# Assignment 1
Output the passage of the infective endocarditis abstract starting at "A retrospective study" and ending at "and December 2014.", copied word for word.
# Assignment 2
Name every author listed in the infective endocarditis abstract.
# Assignment 3
Take the infective endocarditis abstract further, picking up right after its final sentence.

# Source text
══════

Author + information
- Hoang Minh Tran1,
- Vien Thanh Truong1,
- Pham Phuong Linh2,
- Nguyen Minh Tri Nhan2,
- Thach Nguyen2,3 and
- Gianluca Rigatelli4
We aimed to evaluate the clinical, microbiological characteristics and risk factors for mortality of infective endocarditis in in-patients.
A retrospective study of 189 patients (120 men, 69 women; mean age 38 ± 18.0 years) with the diagnosis of probable or definite endocarditis (IE) according to the modified Duke Criteria admitted to The Heart Institute or Tam Duc Hospital between January 2005 and December 2014.

══════

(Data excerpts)
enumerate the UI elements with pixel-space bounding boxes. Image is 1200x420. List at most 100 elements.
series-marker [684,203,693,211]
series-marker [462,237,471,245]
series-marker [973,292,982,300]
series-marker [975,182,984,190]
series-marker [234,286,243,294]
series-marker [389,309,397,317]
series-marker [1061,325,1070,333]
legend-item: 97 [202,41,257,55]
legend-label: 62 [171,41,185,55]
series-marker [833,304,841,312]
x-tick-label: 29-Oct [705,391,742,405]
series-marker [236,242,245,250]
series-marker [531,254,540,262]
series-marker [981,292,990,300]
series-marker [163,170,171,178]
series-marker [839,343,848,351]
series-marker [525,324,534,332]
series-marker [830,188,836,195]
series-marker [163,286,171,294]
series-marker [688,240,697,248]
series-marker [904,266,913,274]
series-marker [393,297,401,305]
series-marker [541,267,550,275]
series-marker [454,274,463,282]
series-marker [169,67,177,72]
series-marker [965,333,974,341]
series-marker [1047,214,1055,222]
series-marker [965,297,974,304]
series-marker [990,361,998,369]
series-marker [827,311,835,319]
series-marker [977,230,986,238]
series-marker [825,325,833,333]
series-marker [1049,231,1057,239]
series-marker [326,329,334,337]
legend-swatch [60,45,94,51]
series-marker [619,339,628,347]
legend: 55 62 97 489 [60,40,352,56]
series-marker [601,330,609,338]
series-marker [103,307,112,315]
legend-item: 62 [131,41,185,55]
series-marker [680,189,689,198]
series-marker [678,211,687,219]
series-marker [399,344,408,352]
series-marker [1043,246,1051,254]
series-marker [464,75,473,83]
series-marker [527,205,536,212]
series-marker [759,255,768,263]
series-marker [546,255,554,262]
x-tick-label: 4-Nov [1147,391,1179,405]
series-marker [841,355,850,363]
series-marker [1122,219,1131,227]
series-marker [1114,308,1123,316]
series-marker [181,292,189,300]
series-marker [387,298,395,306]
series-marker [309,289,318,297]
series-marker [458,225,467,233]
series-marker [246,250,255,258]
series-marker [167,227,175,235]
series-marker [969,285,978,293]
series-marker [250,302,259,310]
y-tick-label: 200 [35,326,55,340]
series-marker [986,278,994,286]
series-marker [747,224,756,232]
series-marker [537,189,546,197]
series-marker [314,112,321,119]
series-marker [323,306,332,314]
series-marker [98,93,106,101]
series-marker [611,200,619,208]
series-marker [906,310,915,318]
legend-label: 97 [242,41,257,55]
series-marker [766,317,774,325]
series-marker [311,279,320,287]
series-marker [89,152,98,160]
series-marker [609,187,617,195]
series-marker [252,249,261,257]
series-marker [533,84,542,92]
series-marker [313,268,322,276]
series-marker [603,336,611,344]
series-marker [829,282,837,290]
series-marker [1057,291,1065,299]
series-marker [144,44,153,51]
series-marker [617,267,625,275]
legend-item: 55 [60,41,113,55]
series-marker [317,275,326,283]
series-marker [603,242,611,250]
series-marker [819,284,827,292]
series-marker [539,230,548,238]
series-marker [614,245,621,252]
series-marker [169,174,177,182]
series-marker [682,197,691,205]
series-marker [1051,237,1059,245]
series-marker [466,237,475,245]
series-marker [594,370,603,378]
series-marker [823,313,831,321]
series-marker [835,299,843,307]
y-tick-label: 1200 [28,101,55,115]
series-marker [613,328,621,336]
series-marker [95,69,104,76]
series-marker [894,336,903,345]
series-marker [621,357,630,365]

══════

# Response area 1
A retrospective study of 189 patients (120 men, 69 women; mean age 38 ± 18.0 years) with the diagnosis of probable or definite endocarditis (IE) according to the modified Duke Criteria admitted to The Heart Institute or Tam Duc Hospital between January 2005 and December 2014.

# Response area 2
Hoang Minh Tran, Vien Thanh Truong, Pham Phuong Linh, Nguyen Minh Tri Nhan, Thach Nguyen, Gianluca Rigatelli

# Response area 3
IE was related to a native valve in 165 patients (87.3%), and mechanical prosthetic valve in 24 (12.7%). Of the 189 patients in our series, the culture positive rate was 70.4%. The most common isolated pathogens were Streptococci (75.2%), Staphylococci (9.8%) followed by gram negative organism (4.5%). The sensitivity rate of Streptococci to ampicillin, ceftriaxone or vancomycin was 100%. The rate of methicillin resistant Staphylococcus aureus was 40%. There was a decrease in penicillin sensitivity for Streptococci over three eras: 2005 – 2007 (100%), and 2008 – 2010 (94%) and 2010 – 2014 (84%). The in-hospital mortality rate was 6.9%. Multivariate analysis found prosthetic valve involvement (OR = 46.27; p = 0.002) and NYHA grade 3 or 4 heart failure (OR = 38.38; p=0,003) as predictors of in-hospital mortality.
Streptococci was still the major pathogen of IE in the recent years with remaining high sensitivity rate to antibiotics. Prosthetic valve involvement, moderate or severe heart failure were independent predictors for in-hospital mortality in IE.